Structured figure records
☆ ☆ ☆

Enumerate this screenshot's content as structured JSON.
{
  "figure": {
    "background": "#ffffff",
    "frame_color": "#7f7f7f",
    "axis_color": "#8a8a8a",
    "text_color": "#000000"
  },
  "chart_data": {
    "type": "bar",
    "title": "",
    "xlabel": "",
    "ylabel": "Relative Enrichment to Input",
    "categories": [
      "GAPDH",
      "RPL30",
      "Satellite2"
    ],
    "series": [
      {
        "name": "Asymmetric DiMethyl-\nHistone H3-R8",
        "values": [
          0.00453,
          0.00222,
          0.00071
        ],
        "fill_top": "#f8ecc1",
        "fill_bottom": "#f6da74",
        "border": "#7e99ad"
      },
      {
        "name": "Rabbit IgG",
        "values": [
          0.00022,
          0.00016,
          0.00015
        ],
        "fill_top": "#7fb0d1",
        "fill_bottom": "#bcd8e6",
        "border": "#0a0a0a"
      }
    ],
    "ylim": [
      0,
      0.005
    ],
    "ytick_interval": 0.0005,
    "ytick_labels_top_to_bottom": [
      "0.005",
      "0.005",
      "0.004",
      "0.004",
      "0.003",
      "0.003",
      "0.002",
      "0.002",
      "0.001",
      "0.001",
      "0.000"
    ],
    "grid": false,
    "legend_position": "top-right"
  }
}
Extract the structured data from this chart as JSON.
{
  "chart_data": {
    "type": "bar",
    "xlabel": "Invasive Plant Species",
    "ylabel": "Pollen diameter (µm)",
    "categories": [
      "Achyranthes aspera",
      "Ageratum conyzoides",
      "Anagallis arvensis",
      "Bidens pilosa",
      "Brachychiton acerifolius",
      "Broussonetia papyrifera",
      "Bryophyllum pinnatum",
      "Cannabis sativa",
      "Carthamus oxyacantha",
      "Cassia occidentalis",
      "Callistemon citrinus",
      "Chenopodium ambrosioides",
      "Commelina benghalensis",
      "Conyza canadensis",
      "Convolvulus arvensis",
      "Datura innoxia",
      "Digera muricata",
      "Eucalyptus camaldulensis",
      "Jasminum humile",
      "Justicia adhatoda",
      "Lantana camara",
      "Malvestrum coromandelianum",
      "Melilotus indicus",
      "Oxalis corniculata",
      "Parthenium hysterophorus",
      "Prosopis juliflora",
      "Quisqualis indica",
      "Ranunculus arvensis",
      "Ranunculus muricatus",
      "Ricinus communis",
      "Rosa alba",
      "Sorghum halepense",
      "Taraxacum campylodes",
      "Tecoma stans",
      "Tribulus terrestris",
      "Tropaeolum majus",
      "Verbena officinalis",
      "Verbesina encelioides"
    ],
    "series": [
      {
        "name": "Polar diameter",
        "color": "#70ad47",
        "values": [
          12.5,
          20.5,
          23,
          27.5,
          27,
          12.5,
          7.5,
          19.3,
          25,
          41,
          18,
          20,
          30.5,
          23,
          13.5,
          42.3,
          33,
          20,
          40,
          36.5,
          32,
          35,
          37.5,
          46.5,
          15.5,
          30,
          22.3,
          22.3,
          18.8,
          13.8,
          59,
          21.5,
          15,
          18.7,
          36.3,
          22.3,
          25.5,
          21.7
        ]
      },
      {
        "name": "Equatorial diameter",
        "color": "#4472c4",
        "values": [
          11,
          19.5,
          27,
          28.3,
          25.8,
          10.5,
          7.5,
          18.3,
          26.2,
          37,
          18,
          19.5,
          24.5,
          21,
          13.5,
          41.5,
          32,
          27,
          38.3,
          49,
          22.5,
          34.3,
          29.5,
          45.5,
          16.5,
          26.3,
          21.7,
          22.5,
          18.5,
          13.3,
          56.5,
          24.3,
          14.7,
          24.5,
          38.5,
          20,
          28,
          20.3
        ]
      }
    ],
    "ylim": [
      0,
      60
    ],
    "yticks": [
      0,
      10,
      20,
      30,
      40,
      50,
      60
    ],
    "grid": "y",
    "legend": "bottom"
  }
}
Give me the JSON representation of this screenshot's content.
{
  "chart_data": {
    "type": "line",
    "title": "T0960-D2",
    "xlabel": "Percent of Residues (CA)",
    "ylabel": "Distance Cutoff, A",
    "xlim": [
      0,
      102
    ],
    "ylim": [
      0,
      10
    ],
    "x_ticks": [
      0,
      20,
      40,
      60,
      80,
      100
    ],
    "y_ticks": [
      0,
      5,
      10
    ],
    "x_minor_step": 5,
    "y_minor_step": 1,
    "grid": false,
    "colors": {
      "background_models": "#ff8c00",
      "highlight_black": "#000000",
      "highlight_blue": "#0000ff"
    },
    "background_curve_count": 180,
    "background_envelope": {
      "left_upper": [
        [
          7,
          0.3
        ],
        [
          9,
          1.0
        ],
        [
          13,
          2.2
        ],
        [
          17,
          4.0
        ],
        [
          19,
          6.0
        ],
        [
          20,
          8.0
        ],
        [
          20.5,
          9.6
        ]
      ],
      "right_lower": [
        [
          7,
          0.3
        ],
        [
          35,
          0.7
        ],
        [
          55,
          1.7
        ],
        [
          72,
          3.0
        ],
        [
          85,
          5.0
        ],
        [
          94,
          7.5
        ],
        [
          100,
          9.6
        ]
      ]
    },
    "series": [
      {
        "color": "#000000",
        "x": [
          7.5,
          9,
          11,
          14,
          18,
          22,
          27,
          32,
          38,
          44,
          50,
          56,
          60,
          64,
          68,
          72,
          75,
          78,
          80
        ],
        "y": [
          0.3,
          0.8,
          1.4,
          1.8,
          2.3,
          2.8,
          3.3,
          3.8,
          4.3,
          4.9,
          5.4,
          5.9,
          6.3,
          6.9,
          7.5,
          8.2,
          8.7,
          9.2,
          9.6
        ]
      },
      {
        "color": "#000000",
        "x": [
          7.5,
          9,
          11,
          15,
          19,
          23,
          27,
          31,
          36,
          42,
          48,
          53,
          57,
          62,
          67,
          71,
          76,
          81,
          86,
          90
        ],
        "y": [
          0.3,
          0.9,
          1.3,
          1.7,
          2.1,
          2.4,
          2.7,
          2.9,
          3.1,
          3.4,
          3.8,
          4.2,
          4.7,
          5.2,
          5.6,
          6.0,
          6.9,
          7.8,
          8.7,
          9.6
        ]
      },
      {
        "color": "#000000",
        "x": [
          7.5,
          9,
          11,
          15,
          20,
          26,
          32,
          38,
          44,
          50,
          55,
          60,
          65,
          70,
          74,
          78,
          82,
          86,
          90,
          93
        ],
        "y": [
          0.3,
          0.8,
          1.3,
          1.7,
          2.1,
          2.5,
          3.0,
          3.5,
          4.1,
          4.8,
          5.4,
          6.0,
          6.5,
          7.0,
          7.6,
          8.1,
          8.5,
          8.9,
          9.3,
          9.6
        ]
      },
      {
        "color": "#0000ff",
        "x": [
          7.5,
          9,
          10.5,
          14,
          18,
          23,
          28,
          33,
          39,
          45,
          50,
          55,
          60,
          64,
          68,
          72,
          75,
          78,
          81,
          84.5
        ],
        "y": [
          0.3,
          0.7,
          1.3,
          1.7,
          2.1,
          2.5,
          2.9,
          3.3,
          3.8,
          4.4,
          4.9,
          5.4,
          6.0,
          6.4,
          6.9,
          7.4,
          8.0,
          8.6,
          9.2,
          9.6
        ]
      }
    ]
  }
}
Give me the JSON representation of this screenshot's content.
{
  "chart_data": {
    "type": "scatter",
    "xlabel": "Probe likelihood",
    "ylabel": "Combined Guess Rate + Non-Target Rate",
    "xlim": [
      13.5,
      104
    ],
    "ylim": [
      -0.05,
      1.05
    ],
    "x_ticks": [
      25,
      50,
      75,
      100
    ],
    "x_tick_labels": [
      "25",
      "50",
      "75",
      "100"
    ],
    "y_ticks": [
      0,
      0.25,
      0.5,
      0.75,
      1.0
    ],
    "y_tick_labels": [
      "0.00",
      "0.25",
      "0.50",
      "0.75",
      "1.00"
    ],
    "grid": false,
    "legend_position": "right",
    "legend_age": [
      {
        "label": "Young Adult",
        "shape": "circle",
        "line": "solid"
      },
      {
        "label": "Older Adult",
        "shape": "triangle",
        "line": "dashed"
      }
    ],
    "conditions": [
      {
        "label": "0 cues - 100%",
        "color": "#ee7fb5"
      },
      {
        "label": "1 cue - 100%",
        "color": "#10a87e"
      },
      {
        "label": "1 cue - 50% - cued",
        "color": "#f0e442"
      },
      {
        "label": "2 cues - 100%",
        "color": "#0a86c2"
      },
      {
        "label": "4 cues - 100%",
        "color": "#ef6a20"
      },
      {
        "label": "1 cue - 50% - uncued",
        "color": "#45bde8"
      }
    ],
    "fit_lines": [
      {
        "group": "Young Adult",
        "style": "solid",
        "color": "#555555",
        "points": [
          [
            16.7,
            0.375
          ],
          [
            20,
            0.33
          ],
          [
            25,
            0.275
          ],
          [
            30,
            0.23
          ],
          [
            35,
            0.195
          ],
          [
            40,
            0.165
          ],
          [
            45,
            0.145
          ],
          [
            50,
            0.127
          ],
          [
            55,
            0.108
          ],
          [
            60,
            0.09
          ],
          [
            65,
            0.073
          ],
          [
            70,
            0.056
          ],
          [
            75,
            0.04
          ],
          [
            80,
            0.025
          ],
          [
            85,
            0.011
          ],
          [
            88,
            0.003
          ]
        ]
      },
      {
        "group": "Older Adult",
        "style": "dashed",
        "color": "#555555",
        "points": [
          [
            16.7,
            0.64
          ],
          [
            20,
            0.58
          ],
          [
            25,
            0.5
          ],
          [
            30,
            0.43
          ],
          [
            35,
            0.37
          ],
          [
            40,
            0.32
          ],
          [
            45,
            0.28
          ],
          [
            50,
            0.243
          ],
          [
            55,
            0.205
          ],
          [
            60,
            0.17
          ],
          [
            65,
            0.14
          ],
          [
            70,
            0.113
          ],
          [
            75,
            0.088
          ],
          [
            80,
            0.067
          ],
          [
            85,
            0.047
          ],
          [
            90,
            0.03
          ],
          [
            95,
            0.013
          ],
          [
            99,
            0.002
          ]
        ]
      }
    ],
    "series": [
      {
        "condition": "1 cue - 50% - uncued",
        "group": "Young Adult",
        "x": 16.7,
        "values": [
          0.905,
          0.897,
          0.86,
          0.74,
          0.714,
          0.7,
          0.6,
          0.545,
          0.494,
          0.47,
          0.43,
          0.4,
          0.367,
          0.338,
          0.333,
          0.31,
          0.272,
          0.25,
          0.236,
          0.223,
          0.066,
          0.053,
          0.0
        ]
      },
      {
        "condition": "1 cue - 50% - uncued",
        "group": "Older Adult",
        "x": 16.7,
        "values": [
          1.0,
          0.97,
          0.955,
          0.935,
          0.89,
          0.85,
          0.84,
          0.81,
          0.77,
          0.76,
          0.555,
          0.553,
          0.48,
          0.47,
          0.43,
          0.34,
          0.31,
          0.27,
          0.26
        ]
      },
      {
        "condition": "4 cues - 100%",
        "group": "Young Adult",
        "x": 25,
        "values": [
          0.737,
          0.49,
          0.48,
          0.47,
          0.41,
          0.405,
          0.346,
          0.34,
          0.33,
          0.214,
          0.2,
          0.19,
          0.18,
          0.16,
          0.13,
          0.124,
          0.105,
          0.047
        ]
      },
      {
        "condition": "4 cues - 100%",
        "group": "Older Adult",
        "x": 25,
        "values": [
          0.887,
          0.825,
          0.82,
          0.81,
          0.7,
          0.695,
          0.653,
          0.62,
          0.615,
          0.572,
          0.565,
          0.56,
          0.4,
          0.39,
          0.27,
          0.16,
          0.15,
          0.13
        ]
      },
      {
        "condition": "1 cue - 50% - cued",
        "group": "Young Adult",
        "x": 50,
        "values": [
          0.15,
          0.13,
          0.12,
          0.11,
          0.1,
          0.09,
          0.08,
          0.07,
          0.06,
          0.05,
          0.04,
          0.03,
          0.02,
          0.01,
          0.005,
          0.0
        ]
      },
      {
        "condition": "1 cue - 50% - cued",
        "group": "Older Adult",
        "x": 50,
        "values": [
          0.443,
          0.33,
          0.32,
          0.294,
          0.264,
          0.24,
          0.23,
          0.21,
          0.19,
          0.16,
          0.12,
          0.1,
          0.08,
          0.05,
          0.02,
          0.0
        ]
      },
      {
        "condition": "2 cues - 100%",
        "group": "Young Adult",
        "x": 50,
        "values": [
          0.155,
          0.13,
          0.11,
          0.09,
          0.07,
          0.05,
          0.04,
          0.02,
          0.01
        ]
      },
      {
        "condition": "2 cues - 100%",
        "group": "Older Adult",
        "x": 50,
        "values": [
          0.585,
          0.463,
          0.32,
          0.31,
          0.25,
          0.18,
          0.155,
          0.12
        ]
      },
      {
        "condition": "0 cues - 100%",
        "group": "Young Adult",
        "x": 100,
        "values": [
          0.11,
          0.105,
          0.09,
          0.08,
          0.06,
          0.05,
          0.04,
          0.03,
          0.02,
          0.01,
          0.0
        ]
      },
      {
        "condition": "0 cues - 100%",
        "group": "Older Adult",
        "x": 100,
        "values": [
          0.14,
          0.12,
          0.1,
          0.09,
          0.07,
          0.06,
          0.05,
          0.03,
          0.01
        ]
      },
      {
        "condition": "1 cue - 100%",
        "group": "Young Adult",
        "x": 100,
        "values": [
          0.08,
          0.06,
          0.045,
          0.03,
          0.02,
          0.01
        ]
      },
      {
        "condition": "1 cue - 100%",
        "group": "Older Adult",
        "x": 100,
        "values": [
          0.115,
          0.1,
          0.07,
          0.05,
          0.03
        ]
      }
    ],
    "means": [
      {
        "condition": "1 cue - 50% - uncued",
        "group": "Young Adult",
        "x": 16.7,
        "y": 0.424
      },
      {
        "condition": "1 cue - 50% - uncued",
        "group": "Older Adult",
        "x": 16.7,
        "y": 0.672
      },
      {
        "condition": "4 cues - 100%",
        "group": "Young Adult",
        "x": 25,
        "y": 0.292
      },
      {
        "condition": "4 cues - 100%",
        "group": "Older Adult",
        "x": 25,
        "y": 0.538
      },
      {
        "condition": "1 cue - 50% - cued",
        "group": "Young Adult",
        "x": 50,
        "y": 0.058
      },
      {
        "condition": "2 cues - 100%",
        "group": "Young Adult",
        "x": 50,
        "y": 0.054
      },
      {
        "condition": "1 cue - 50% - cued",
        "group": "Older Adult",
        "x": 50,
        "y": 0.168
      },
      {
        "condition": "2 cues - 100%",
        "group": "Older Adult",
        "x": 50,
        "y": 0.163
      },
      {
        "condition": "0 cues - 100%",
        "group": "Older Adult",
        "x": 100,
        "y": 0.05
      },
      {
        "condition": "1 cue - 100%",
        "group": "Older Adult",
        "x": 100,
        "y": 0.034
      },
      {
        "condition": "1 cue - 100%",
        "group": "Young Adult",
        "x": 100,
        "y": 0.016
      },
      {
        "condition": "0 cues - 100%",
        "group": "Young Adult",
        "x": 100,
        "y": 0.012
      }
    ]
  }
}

☆ ☆ ☆

Some lines of the data may hold the word "JSON". Say how many do, with nothing else.

4